**** DATASET EXTRACT

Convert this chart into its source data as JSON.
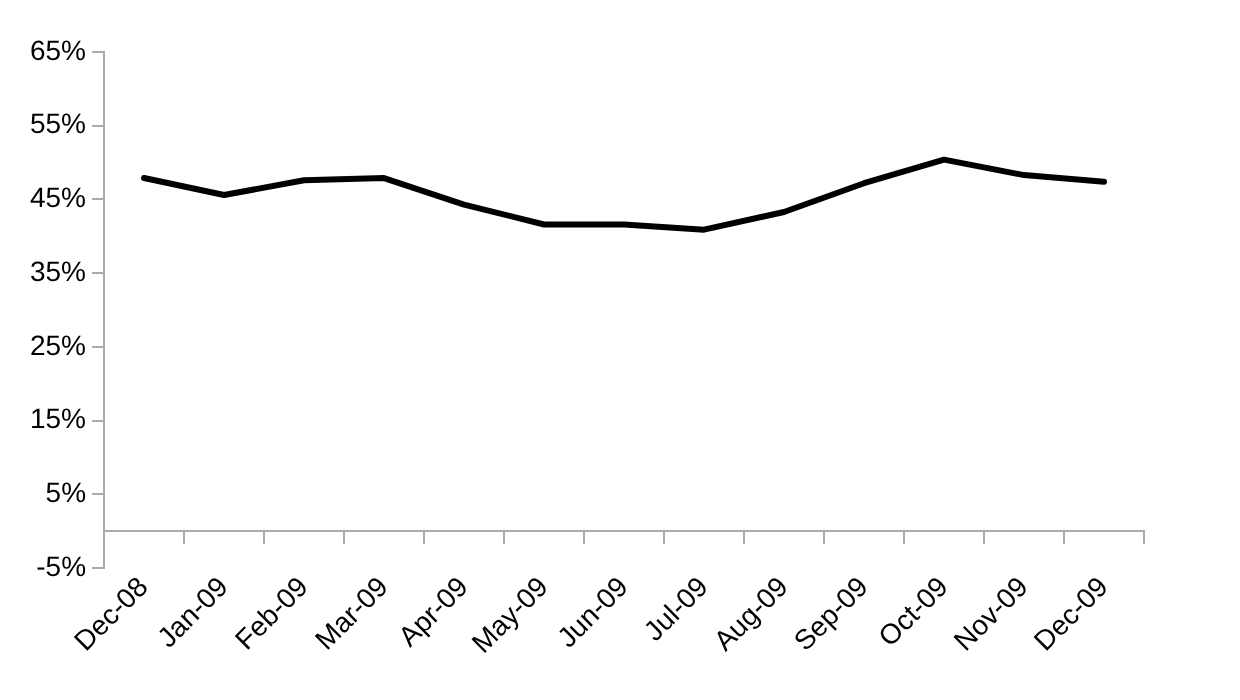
{
  "chart_data": {
    "type": "line",
    "categories": [
      "Dec-08",
      "Jan-09",
      "Feb-09",
      "Mar-09",
      "Apr-09",
      "May-09",
      "Jun-09",
      "Jul-09",
      "Aug-09",
      "Sep-09",
      "Oct-09",
      "Nov-09",
      "Dec-09"
    ],
    "series": [
      {
        "color": "#000000",
        "values": [
          47.9,
          45.6,
          47.6,
          47.9,
          44.3,
          41.6,
          41.6,
          40.9,
          43.3,
          47.2,
          50.4,
          48.3,
          47.4
        ]
      }
    ],
    "ylim": [
      -5,
      65
    ],
    "yticks": [
      {
        "value": -5,
        "label": "-5%"
      },
      {
        "value": 5,
        "label": "5%"
      },
      {
        "value": 15,
        "label": "15%"
      },
      {
        "value": 25,
        "label": "25%"
      },
      {
        "value": 35,
        "label": "35%"
      },
      {
        "value": 45,
        "label": "45%"
      },
      {
        "value": 55,
        "label": "55%"
      },
      {
        "value": 65,
        "label": "65%"
      }
    ],
    "grid": false,
    "legend": false,
    "marker": "none",
    "line_style": "solid"
  }
}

********

Set the pictures aside and transcribe the data above exactly.

**RESULT FOR THIS EXERCISE:**
Convert this chart into its source data as JSON.
{
  "chart_data": {
    "type": "line",
    "categories": [
      "Dec-08",
      "Jan-09",
      "Feb-09",
      "Mar-09",
      "Apr-09",
      "May-09",
      "Jun-09",
      "Jul-09",
      "Aug-09",
      "Sep-09",
      "Oct-09",
      "Nov-09",
      "Dec-09"
    ],
    "series": [
      {
        "color": "#000000",
        "values": [
          47.9,
          45.6,
          47.6,
          47.9,
          44.3,
          41.6,
          41.6,
          40.9,
          43.3,
          47.2,
          50.4,
          48.3,
          47.4
        ]
      }
    ],
    "ylim": [
      -5,
      65
    ],
    "yticks": [
      {
        "value": -5,
        "label": "-5%"
      },
      {
        "value": 5,
        "label": "5%"
      },
      {
        "value": 15,
        "label": "15%"
      },
      {
        "value": 25,
        "label": "25%"
      },
      {
        "value": 35,
        "label": "35%"
      },
      {
        "value": 45,
        "label": "45%"
      },
      {
        "value": 55,
        "label": "55%"
      },
      {
        "value": 65,
        "label": "65%"
      }
    ],
    "grid": false,
    "legend": false,
    "marker": "none",
    "line_style": "solid"
  }
}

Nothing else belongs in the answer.